→ PROBLEM TO WORK ON: In the data below, locate each line with the word "édesapám" and list it.

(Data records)
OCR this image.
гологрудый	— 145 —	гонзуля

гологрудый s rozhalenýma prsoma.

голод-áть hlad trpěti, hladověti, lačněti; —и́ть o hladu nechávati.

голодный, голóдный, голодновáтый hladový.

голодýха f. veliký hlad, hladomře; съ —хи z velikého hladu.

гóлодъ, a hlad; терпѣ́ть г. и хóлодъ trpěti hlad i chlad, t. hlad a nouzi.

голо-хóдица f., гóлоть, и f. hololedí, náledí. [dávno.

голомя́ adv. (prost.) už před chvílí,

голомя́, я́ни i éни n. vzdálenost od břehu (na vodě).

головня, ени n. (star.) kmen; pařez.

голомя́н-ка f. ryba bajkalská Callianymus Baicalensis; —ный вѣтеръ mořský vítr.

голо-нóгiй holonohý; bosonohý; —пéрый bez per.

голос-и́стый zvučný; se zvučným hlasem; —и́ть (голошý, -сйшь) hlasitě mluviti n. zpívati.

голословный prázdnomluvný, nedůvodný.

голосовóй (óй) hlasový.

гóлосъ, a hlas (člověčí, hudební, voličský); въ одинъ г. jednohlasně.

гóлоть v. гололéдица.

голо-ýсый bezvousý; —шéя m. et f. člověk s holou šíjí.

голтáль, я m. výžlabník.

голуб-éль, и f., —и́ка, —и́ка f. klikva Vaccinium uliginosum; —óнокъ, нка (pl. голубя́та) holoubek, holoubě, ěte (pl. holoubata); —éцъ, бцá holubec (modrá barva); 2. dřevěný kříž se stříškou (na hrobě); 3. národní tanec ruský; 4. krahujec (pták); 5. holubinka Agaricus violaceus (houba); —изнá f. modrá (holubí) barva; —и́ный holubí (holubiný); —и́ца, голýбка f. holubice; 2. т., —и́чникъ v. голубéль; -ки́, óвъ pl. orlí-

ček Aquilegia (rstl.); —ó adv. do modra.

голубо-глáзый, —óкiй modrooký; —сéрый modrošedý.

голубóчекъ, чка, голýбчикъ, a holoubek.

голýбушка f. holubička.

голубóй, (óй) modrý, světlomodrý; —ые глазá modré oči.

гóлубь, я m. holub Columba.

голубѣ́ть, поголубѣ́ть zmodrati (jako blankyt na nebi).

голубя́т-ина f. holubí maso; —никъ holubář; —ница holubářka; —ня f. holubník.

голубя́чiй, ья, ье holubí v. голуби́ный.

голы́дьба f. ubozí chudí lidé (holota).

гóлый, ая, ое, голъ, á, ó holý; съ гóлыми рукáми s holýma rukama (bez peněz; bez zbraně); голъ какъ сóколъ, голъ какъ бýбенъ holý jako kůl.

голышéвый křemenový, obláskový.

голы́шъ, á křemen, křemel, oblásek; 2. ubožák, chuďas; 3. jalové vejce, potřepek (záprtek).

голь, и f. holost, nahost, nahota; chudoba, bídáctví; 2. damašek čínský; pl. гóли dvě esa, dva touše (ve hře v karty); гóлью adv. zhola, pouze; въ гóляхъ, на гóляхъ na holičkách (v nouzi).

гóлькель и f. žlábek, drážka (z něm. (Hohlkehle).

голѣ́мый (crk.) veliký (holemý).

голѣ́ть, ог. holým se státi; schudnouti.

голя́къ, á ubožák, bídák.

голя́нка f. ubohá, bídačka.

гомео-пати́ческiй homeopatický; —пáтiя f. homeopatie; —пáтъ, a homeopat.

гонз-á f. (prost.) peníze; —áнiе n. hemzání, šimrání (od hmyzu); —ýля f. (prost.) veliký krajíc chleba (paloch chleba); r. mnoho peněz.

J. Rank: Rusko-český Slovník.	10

--

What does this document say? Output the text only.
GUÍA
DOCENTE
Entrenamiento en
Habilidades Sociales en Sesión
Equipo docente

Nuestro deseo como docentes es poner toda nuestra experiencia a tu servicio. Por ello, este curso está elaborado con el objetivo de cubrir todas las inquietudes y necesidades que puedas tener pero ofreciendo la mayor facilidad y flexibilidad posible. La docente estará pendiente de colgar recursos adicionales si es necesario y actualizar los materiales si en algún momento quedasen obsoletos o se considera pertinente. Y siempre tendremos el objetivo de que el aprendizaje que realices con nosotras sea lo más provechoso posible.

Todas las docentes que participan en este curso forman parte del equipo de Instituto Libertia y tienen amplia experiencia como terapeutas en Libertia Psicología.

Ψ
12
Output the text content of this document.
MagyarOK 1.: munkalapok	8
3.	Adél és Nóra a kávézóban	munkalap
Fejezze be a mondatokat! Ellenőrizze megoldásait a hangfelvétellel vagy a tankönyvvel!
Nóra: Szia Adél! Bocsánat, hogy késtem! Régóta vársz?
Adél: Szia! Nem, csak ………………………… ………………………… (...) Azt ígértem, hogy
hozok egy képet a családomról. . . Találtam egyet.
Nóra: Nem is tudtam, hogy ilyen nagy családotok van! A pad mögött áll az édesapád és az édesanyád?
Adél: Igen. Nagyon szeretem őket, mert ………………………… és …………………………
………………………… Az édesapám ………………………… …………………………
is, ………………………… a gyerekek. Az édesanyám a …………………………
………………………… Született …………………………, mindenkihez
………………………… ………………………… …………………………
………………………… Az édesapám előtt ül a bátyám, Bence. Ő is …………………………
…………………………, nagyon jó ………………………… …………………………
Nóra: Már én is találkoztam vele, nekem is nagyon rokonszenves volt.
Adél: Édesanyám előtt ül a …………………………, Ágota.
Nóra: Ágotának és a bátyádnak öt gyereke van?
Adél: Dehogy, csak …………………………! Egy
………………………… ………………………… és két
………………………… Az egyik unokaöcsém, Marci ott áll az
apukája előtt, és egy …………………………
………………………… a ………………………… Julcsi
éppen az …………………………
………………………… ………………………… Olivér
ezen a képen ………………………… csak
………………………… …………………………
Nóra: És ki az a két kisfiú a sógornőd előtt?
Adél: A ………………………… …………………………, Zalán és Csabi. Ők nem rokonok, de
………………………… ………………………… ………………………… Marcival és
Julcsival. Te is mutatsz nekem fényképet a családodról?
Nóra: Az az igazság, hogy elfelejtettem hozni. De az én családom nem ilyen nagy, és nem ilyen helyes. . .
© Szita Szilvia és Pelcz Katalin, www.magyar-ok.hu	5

→ ANSWER TO THE PROBLEM:
………………………… Az édesapám ………………………… …………………………
………………………… Az édesapám előtt ül a bátyám, Bence. Ő is …………………………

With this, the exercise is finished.